> **What is being asked**
In the material below, find every line with "xlabel" and pull it out.

> **The records**
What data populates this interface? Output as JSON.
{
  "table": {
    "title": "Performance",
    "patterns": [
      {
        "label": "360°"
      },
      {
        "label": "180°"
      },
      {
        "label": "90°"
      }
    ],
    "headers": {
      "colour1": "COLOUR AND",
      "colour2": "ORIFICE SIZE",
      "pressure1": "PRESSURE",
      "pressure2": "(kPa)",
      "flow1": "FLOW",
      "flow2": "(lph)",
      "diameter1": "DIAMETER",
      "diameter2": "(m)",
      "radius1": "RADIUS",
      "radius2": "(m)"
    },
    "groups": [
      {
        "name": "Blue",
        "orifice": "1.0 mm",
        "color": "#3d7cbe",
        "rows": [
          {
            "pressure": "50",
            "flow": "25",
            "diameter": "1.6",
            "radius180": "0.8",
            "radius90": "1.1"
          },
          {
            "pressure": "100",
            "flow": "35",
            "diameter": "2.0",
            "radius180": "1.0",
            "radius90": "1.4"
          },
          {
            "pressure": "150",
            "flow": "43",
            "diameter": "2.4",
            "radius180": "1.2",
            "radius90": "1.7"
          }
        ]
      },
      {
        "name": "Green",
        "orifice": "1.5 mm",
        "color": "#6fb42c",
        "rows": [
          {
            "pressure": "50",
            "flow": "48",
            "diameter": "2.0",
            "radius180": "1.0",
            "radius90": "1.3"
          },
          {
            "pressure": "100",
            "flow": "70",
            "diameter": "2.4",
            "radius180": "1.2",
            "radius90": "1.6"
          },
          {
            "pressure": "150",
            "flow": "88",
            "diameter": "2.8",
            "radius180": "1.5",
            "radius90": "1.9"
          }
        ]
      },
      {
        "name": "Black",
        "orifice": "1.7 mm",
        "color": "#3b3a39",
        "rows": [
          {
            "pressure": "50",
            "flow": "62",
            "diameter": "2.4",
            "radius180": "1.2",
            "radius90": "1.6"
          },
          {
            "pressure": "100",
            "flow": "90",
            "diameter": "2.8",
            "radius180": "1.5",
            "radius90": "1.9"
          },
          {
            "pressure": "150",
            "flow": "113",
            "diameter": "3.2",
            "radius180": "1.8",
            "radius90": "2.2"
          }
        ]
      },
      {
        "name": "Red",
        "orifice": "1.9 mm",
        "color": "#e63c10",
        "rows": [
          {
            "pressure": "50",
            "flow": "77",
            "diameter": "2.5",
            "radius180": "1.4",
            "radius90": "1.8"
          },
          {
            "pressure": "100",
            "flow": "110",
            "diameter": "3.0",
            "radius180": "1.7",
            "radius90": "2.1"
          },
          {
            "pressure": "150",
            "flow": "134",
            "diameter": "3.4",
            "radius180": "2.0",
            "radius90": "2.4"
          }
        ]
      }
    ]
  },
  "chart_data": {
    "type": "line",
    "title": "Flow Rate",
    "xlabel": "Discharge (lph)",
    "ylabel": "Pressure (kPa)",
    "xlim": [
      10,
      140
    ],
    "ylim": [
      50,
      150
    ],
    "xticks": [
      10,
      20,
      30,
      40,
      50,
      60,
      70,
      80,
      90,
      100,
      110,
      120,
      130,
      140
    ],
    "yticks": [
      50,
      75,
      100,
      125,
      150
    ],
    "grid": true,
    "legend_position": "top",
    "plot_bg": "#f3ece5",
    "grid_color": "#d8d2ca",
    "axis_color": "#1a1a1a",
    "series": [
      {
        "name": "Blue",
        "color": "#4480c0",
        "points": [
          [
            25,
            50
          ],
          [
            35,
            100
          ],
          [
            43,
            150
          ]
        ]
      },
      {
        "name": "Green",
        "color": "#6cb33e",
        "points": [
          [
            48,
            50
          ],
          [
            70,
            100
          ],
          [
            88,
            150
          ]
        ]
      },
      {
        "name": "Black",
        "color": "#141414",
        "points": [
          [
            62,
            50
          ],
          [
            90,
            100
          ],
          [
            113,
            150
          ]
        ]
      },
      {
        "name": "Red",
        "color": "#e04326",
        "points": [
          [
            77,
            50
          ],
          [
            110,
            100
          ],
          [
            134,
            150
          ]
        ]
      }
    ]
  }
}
--
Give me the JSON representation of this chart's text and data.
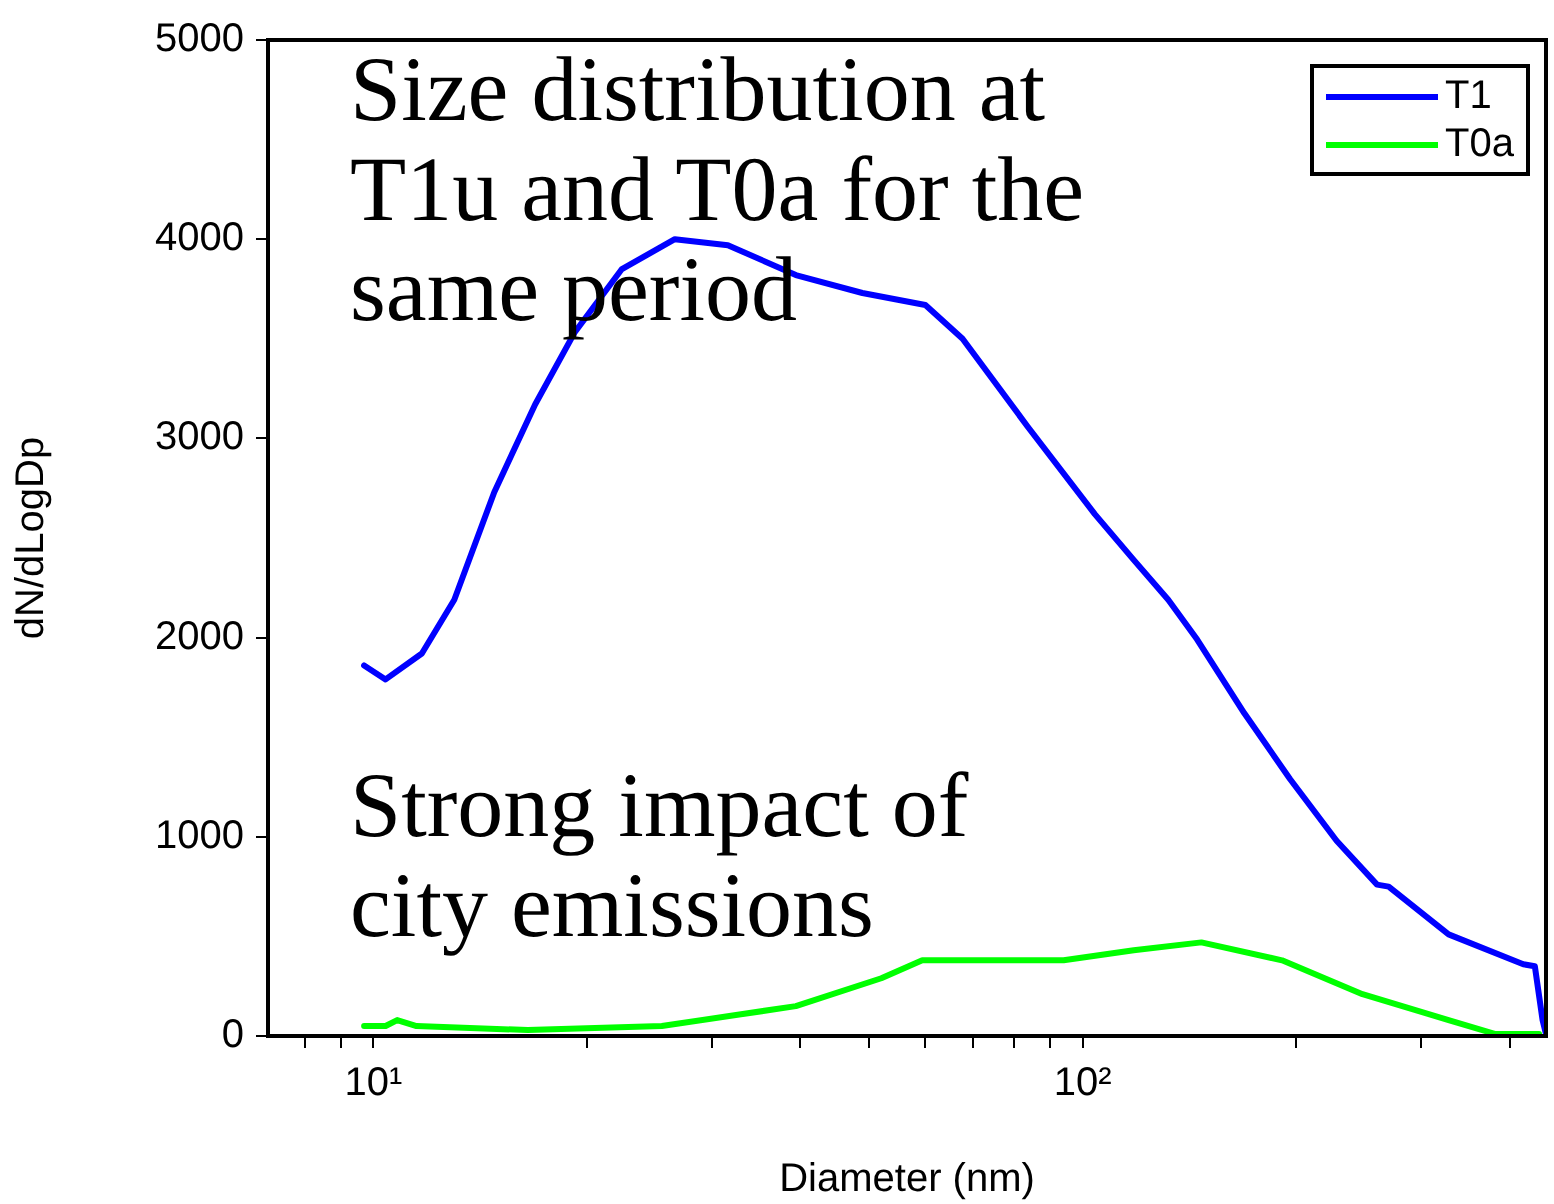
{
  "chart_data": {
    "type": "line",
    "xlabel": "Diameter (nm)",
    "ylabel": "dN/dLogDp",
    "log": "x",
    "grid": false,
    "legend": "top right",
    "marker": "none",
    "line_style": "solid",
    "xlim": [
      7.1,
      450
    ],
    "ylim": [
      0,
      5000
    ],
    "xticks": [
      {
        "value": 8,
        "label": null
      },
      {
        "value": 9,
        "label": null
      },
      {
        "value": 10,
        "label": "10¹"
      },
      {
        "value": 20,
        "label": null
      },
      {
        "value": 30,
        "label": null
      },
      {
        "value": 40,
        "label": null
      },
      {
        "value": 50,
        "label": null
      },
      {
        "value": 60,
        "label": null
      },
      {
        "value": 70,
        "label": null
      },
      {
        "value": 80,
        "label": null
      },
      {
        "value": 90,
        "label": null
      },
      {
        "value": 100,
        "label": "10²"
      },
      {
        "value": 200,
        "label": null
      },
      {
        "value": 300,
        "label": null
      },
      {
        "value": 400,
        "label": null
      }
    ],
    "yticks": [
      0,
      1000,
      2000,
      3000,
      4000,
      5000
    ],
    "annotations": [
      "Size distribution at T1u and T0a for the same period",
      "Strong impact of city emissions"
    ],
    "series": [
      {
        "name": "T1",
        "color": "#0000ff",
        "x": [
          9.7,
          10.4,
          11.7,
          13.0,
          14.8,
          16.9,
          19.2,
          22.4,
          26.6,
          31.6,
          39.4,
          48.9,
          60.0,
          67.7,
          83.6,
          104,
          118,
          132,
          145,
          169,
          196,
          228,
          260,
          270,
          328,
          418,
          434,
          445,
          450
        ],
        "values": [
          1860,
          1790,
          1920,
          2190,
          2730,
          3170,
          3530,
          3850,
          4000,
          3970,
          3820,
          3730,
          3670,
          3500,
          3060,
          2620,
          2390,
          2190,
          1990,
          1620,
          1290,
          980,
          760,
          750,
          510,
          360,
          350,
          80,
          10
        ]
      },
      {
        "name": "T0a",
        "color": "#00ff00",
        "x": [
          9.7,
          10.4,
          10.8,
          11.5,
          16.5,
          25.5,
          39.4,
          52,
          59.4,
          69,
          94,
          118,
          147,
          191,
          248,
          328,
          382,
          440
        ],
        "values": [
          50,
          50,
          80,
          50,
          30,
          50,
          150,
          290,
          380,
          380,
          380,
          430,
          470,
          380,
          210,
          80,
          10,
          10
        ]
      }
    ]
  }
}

> **Reply**
    "xlabel": "Discharge (lph)",
    "xlabel": "Diameter (nm)",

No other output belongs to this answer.